## What is needed
Reproduce the entire listing word for word.

## Source records

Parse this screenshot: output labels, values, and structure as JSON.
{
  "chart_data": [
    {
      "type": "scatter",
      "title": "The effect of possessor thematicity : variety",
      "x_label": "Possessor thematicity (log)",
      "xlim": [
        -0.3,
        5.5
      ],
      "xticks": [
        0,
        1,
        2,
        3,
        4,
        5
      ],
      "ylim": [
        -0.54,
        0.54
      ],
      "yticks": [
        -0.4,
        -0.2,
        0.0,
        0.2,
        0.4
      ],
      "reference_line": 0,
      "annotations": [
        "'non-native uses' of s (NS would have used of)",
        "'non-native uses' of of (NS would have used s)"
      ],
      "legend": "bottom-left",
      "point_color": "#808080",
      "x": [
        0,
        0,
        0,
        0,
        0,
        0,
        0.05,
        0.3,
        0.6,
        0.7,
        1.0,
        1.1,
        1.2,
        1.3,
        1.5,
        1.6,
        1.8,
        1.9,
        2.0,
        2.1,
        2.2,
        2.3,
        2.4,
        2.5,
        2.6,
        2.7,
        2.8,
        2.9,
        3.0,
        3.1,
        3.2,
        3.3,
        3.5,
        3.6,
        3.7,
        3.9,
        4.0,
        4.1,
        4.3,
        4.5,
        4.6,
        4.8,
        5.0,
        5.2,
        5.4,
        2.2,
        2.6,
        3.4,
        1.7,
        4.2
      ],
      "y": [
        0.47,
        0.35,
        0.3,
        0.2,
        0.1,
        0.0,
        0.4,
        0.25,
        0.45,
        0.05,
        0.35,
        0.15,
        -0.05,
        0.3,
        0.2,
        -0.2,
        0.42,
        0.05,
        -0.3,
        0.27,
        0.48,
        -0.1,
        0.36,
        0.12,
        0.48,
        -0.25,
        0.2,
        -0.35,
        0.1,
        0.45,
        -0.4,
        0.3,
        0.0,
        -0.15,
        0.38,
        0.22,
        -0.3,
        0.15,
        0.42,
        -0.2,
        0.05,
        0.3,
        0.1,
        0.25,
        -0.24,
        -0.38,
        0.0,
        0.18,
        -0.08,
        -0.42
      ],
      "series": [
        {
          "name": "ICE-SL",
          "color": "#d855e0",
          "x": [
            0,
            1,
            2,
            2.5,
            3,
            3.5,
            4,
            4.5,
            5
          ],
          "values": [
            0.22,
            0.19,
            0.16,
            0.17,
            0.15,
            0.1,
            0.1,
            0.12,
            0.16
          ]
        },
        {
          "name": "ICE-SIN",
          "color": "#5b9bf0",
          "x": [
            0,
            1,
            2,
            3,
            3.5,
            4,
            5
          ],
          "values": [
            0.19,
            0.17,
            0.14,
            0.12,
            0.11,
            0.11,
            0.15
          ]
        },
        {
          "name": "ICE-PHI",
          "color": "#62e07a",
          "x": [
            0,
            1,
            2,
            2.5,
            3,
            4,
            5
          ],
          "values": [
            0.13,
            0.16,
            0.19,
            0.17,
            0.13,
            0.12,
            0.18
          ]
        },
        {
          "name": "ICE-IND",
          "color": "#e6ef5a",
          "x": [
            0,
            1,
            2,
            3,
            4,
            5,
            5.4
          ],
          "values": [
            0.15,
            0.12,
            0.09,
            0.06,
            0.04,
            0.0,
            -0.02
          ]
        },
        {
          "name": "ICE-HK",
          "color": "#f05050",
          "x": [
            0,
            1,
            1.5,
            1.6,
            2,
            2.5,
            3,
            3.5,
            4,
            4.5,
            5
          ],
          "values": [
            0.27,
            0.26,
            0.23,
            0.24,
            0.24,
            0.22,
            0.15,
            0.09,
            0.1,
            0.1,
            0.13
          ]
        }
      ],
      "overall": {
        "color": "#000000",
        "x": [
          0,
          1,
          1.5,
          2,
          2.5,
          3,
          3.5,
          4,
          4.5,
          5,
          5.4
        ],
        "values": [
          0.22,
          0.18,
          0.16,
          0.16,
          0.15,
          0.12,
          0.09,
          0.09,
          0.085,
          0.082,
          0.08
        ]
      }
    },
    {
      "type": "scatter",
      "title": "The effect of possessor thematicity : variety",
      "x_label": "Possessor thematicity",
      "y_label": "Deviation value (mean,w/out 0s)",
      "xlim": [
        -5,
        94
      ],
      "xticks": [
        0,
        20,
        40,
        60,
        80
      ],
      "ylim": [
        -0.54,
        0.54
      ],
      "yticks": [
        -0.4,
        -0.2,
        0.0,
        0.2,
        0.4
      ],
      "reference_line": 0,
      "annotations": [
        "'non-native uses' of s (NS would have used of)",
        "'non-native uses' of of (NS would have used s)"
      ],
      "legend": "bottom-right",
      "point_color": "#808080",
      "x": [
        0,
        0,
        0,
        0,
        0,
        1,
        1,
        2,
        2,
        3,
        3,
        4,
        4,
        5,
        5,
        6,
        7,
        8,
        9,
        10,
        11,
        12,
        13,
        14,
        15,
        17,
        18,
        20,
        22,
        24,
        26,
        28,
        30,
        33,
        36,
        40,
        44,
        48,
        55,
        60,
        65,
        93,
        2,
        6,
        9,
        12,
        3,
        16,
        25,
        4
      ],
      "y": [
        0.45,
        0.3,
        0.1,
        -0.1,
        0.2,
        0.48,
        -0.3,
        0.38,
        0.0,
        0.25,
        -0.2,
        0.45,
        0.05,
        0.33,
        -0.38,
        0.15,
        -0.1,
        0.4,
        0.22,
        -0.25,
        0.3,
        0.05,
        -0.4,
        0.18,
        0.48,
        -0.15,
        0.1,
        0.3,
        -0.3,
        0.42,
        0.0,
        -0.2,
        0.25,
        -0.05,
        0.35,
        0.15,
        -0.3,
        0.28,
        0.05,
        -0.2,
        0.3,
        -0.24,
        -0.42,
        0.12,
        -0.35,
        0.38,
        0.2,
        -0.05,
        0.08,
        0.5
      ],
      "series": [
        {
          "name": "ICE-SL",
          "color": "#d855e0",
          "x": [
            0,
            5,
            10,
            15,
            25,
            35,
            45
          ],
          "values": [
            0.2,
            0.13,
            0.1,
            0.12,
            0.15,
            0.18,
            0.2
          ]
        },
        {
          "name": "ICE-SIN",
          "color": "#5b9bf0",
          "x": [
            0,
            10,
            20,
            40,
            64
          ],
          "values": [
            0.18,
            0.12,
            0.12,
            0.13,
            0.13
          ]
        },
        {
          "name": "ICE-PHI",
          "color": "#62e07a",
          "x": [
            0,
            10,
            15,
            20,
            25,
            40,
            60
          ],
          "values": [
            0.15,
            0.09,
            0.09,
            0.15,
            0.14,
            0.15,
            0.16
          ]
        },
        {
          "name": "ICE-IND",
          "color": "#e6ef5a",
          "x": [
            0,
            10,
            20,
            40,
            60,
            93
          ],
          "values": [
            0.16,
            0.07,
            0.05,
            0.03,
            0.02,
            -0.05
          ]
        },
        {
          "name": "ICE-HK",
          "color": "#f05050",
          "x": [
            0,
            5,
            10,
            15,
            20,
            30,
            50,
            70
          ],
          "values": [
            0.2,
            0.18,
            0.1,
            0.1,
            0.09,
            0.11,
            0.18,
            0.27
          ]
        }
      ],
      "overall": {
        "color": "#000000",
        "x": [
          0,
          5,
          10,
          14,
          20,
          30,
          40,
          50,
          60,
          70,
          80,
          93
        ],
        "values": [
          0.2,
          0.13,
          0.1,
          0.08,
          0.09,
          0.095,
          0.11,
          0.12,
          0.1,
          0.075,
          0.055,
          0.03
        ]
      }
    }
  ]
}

## Task solution
Parse this screenshot: output labels, values, and structure as JSON.
{
  "chart_data": [
    {
      "type": "scatter",
      "title": "The effect of possessor thematicity : variety",
      "x_label": "Possessor thematicity (log)",
      "xlim": [
        -0.3,
        5.5
      ],
      "xticks": [
        0,
        1,
        2,
        3,
        4,
        5
      ],
      "ylim": [
        -0.54,
        0.54
      ],
      "yticks": [
        -0.4,
        -0.2,
        0.0,
        0.2,
        0.4
      ],
      "reference_line": 0,
      "annotations": [
        "'non-native uses' of s (NS would have used of)",
        "'non-native uses' of of (NS would have used s)"
      ],
      "legend": "bottom-left",
      "point_color": "#808080",
      "x": [
        0,
        0,
        0,
        0,
        0,
        0,
        0.05,
        0.3,
        0.6,
        0.7,
        1.0,
        1.1,
        1.2,
        1.3,
        1.5,
        1.6,
        1.8,
        1.9,
        2.0,
        2.1,
        2.2,
        2.3,
        2.4,
        2.5,
        2.6,
        2.7,
        2.8,
        2.9,
        3.0,
        3.1,
        3.2,
        3.3,
        3.5,
        3.6,
        3.7,
        3.9,
        4.0,
        4.1,
        4.3,
        4.5,
        4.6,
        4.8,
        5.0,
        5.2,
        5.4,
        2.2,
        2.6,
        3.4,
        1.7,
        4.2
      ],
      "y": [
        0.47,
        0.35,
        0.3,
        0.2,
        0.1,
        0.0,
        0.4,
        0.25,
        0.45,
        0.05,
        0.35,
        0.15,
        -0.05,
        0.3,
        0.2,
        -0.2,
        0.42,
        0.05,
        -0.3,
        0.27,
        0.48,
        -0.1,
        0.36,
        0.12,
        0.48,
        -0.25,
        0.2,
        -0.35,
        0.1,
        0.45,
        -0.4,
        0.3,
        0.0,
        -0.15,
        0.38,
        0.22,
        -0.3,
        0.15,
        0.42,
        -0.2,
        0.05,
        0.3,
        0.1,
        0.25,
        -0.24,
        -0.38,
        0.0,
        0.18,
        -0.08,
        -0.42
      ],
      "series": [
        {
          "name": "ICE-SL",
          "color": "#d855e0",
          "x": [
            0,
            1,
            2,
            2.5,
            3,
            3.5,
            4,
            4.5,
            5
          ],
          "values": [
            0.22,
            0.19,
            0.16,
            0.17,
            0.15,
            0.1,
            0.1,
            0.12,
            0.16
          ]
        },
        {
          "name": "ICE-SIN",
          "color": "#5b9bf0",
          "x": [
            0,
            1,
            2,
            3,
            3.5,
            4,
            5
          ],
          "values": [
            0.19,
            0.17,
            0.14,
            0.12,
            0.11,
            0.11,
            0.15
          ]
        },
        {
          "name": "ICE-PHI",
          "color": "#62e07a",
          "x": [
            0,
            1,
            2,
            2.5,
            3,
            4,
            5
          ],
          "values": [
            0.13,
            0.16,
            0.19,
            0.17,
            0.13,
            0.12,
            0.18
          ]
        },
        {
          "name": "ICE-IND",
          "color": "#e6ef5a",
          "x": [
            0,
            1,
            2,
            3,
            4,
            5,
            5.4
          ],
          "values": [
            0.15,
            0.12,
            0.09,
            0.06,
            0.04,
            0.0,
            -0.02
          ]
        },
        {
          "name": "ICE-HK",
          "color": "#f05050",
          "x": [
            0,
            1,
            1.5,
            1.6,
            2,
            2.5,
            3,
            3.5,
            4,
            4.5,
            5
          ],
          "values": [
            0.27,
            0.26,
            0.23,
            0.24,
            0.24,
            0.22,
            0.15,
            0.09,
            0.1,
            0.1,
            0.13
          ]
        }
      ],
      "overall": {
        "color": "#000000",
        "x": [
          0,
          1,
          1.5,
          2,
          2.5,
          3,
          3.5,
          4,
          4.5,
          5,
          5.4
        ],
        "values": [
          0.22,
          0.18,
          0.16,
          0.16,
          0.15,
          0.12,
          0.09,
          0.09,
          0.085,
          0.082,
          0.08
        ]
      }
    },
    {
      "type": "scatter",
      "title": "The effect of possessor thematicity : variety",
      "x_label": "Possessor thematicity",
      "y_label": "Deviation value (mean,w/out 0s)",
      "xlim": [
        -5,
        94
      ],
      "xticks": [
        0,
        20,
        40,
        60,
        80
      ],
      "ylim": [
        -0.54,
        0.54
      ],
      "yticks": [
        -0.4,
        -0.2,
        0.0,
        0.2,
        0.4
      ],
      "reference_line": 0,
      "annotations": [
        "'non-native uses' of s (NS would have used of)",
        "'non-native uses' of of (NS would have used s)"
      ],
      "legend": "bottom-right",
      "point_color": "#808080",
      "x": [
        0,
        0,
        0,
        0,
        0,
        1,
        1,
        2,
        2,
        3,
        3,
        4,
        4,
        5,
        5,
        6,
        7,
        8,
        9,
        10,
        11,
        12,
        13,
        14,
        15,
        17,
        18,
        20,
        22,
        24,
        26,
        28,
        30,
        33,
        36,
        40,
        44,
        48,
        55,
        60,
        65,
        93,
        2,
        6,
        9,
        12,
        3,
        16,
        25,
        4
      ],
      "y": [
        0.45,
        0.3,
        0.1,
        -0.1,
        0.2,
        0.48,
        -0.3,
        0.38,
        0.0,
        0.25,
        -0.2,
        0.45,
        0.05,
        0.33,
        -0.38,
        0.15,
        -0.1,
        0.4,
        0.22,
        -0.25,
        0.3,
        0.05,
        -0.4,
        0.18,
        0.48,
        -0.15,
        0.1,
        0.3,
        -0.3,
        0.42,
        0.0,
        -0.2,
        0.25,
        -0.05,
        0.35,
        0.15,
        -0.3,
        0.28,
        0.05,
        -0.2,
        0.3,
        -0.24,
        -0.42,
        0.12,
        -0.35,
        0.38,
        0.2,
        -0.05,
        0.08,
        0.5
      ],
      "series": [
        {
          "name": "ICE-SL",
          "color": "#d855e0",
          "x": [
            0,
            5,
            10,
            15,
            25,
            35,
            45
          ],
          "values": [
            0.2,
            0.13,
            0.1,
            0.12,
            0.15,
            0.18,
            0.2
          ]
        },
        {
          "name": "ICE-SIN",
          "color": "#5b9bf0",
          "x": [
            0,
            10,
            20,
            40,
            64
          ],
          "values": [
            0.18,
            0.12,
            0.12,
            0.13,
            0.13
          ]
        },
        {
          "name": "ICE-PHI",
          "color": "#62e07a",
          "x": [
            0,
            10,
            15,
            20,
            25,
            40,
            60
          ],
          "values": [
            0.15,
            0.09,
            0.09,
            0.15,
            0.14,
            0.15,
            0.16
          ]
        },
        {
          "name": "ICE-IND",
          "color": "#e6ef5a",
          "x": [
            0,
            10,
            20,
            40,
            60,
            93
          ],
          "values": [
            0.16,
            0.07,
            0.05,
            0.03,
            0.02,
            -0.05
          ]
        },
        {
          "name": "ICE-HK",
          "color": "#f05050",
          "x": [
            0,
            5,
            10,
            15,
            20,
            30,
            50,
            70
          ],
          "values": [
            0.2,
            0.18,
            0.1,
            0.1,
            0.09,
            0.11,
            0.18,
            0.27
          ]
        }
      ],
      "overall": {
        "color": "#000000",
        "x": [
          0,
          5,
          10,
          14,
          20,
          30,
          40,
          50,
          60,
          70,
          80,
          93
        ],
        "values": [
          0.2,
          0.13,
          0.1,
          0.08,
          0.09,
          0.095,
          0.11,
          0.12,
          0.1,
          0.075,
          0.055,
          0.03
        ]
      }
    }
  ]
}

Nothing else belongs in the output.